Task directions.
Here are some records; copy every line that holds the word "their".

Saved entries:
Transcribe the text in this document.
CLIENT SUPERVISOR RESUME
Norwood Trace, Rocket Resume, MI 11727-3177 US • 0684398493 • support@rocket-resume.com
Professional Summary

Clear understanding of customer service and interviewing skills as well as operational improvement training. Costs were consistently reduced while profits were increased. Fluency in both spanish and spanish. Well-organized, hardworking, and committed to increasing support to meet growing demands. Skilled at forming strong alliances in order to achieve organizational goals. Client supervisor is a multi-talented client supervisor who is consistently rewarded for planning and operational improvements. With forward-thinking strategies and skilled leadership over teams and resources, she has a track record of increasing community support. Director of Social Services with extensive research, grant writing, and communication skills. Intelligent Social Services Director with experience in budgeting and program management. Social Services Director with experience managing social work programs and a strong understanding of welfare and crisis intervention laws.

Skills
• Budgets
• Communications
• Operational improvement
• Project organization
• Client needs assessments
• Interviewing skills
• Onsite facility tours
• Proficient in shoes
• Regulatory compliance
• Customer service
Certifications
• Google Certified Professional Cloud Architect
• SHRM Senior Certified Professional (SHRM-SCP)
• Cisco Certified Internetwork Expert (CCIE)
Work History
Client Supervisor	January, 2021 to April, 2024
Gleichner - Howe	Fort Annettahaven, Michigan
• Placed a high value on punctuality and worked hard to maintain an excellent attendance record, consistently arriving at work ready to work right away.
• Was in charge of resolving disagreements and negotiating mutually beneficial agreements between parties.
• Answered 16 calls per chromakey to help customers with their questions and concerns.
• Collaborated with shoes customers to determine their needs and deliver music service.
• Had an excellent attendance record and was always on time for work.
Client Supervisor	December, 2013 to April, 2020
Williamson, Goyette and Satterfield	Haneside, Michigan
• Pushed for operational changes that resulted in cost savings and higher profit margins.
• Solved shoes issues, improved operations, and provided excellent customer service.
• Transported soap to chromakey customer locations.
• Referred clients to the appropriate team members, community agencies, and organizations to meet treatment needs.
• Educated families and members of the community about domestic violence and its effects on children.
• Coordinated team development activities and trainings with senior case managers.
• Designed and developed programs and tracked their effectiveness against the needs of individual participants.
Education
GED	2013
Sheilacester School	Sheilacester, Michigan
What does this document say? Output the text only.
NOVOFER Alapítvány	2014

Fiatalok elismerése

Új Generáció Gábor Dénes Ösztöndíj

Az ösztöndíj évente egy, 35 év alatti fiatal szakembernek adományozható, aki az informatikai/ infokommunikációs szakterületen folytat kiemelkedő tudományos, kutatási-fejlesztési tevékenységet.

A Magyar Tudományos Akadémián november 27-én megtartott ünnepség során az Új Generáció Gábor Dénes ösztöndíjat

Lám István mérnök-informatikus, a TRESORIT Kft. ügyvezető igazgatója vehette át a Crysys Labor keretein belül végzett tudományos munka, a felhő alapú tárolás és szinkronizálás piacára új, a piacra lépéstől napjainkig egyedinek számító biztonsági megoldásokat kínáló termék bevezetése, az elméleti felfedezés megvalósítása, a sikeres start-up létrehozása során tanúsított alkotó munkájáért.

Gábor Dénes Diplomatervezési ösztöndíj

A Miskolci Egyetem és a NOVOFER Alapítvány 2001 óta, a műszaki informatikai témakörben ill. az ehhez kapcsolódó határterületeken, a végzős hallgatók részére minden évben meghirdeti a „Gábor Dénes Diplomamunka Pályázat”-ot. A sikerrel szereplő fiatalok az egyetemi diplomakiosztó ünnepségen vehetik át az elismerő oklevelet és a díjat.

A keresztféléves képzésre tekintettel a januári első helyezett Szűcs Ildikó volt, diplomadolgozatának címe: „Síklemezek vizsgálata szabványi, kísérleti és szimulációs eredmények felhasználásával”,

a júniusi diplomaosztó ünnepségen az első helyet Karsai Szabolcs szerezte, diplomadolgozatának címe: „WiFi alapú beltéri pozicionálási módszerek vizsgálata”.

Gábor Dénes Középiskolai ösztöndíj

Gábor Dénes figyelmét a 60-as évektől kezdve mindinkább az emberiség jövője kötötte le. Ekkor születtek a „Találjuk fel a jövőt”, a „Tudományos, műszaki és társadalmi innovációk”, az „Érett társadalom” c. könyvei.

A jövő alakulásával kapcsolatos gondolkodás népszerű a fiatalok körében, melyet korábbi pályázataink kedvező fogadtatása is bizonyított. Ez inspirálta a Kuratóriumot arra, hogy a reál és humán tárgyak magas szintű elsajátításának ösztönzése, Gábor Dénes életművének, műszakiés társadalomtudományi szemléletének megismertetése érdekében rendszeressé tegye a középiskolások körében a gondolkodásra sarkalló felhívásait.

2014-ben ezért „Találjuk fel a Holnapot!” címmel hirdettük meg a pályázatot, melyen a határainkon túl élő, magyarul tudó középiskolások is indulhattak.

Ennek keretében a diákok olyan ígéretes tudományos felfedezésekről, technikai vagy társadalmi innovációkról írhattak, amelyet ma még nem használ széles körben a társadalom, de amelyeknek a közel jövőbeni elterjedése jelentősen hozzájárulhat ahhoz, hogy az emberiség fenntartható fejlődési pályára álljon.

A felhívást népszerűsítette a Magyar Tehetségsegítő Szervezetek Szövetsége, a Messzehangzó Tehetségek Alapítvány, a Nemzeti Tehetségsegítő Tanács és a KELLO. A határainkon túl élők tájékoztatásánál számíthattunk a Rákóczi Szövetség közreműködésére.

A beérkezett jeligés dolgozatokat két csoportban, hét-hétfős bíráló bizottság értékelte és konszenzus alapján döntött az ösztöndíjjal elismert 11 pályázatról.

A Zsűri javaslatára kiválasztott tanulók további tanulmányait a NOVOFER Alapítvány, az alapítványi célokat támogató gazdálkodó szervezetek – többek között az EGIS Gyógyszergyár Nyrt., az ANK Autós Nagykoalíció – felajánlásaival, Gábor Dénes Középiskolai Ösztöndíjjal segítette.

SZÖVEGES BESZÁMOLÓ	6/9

Response.
• Answered 16 calls per chromakey to help customers with their questions and concerns.
• Collaborated with shoes customers to determine their needs and deliver music service.
• Designed and developed programs and tracked their effectiveness against the needs of individual participants.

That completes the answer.